* TASK DIRECTIONS:
Return the entries below in their exact form, leaving the pictures out.

* RECORDED INFORMATION:

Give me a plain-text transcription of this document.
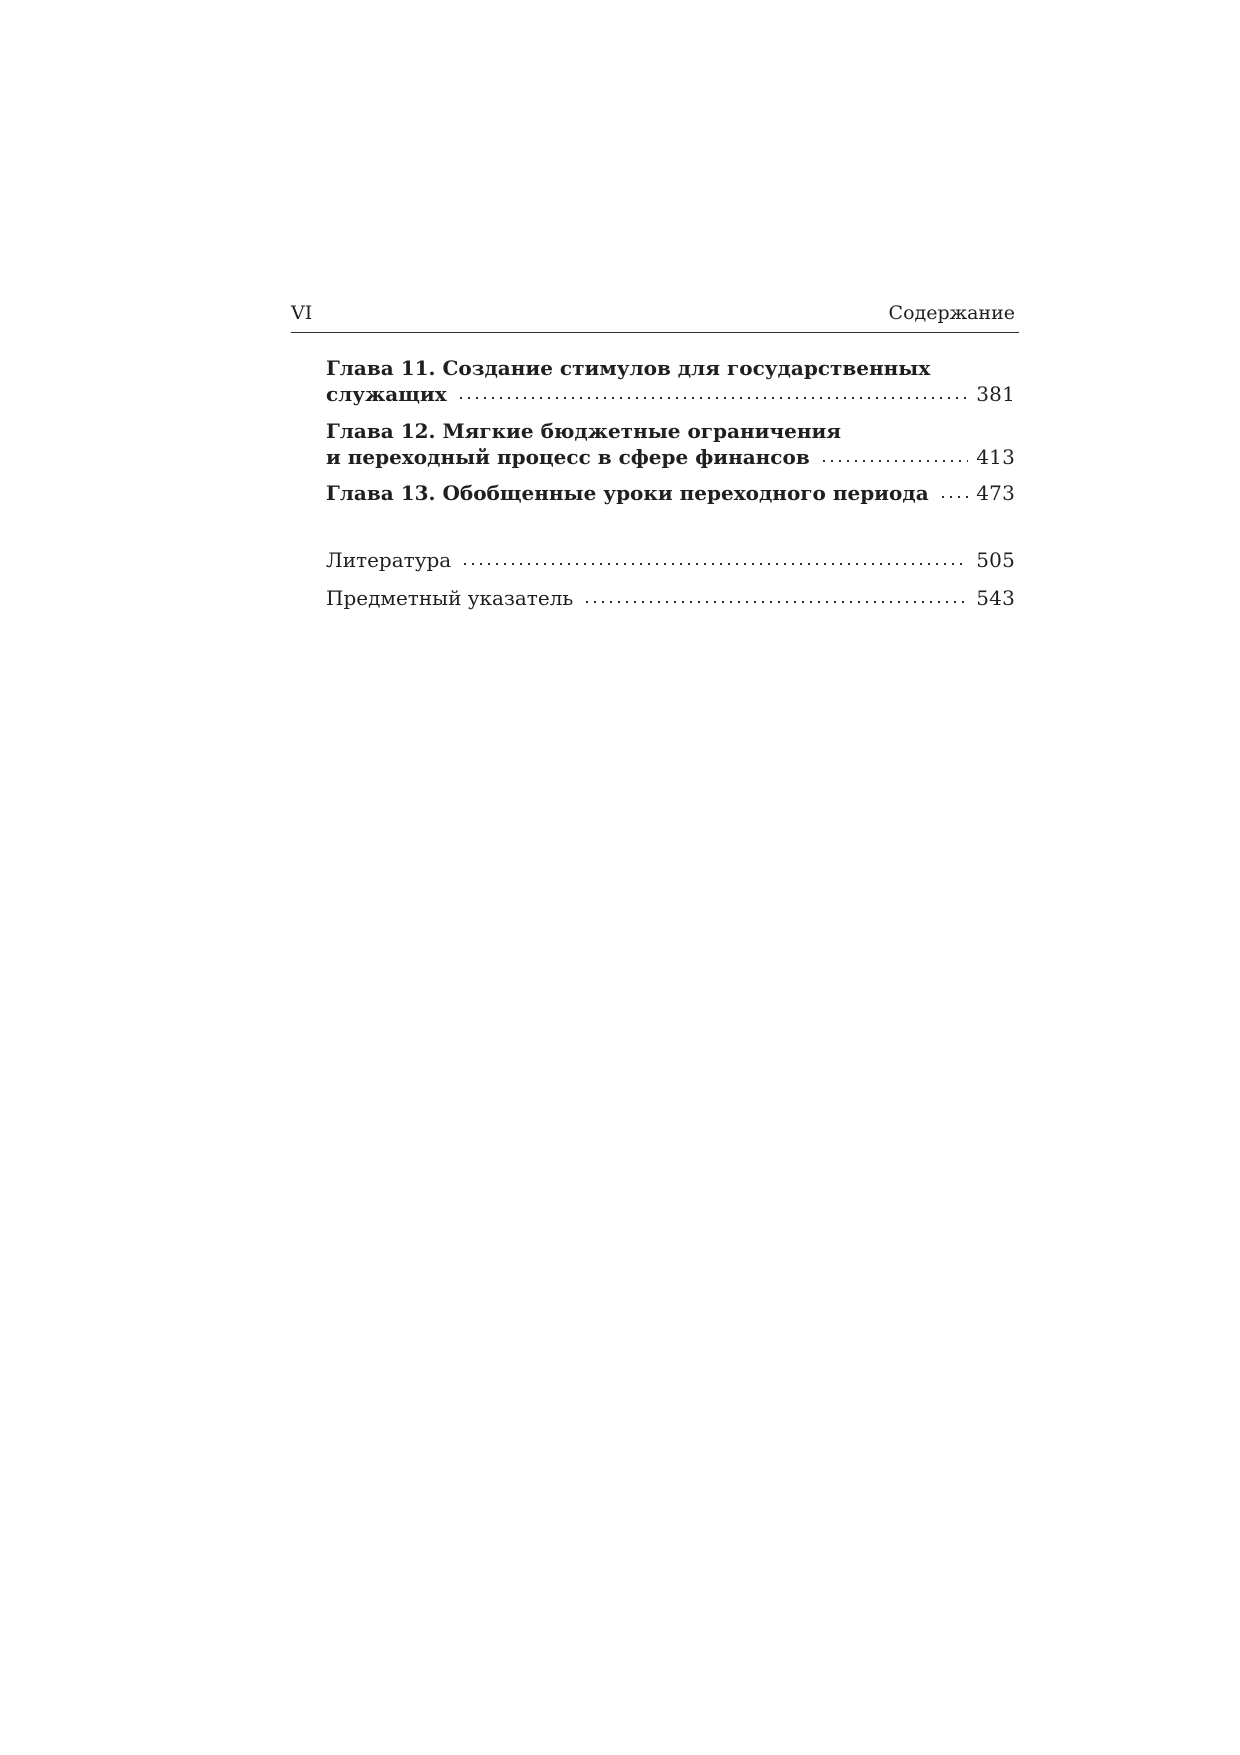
VI	Содержание
Глава 11. Создание стимулов для государственных
служащих	381
Глава 12. Мягкие бюджетные ограничения
и переходный процесс в сфере финансов	413
Глава 13. Обобщенные уроки переходного периода 473
Литература	505
Предметный указатель	543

* REPLY TO THE EXERCISE:
Give me a plain-text transcription of this document.
VI	Содержание
Глава 11. Создание стимулов для государственных
служащих	381
Глава 12. Мягкие бюджетные ограничения
и переходный процесс в сфере финансов	413
Глава 13. Обобщенные уроки переходного периода 473
Литература	505
Предметный указатель	543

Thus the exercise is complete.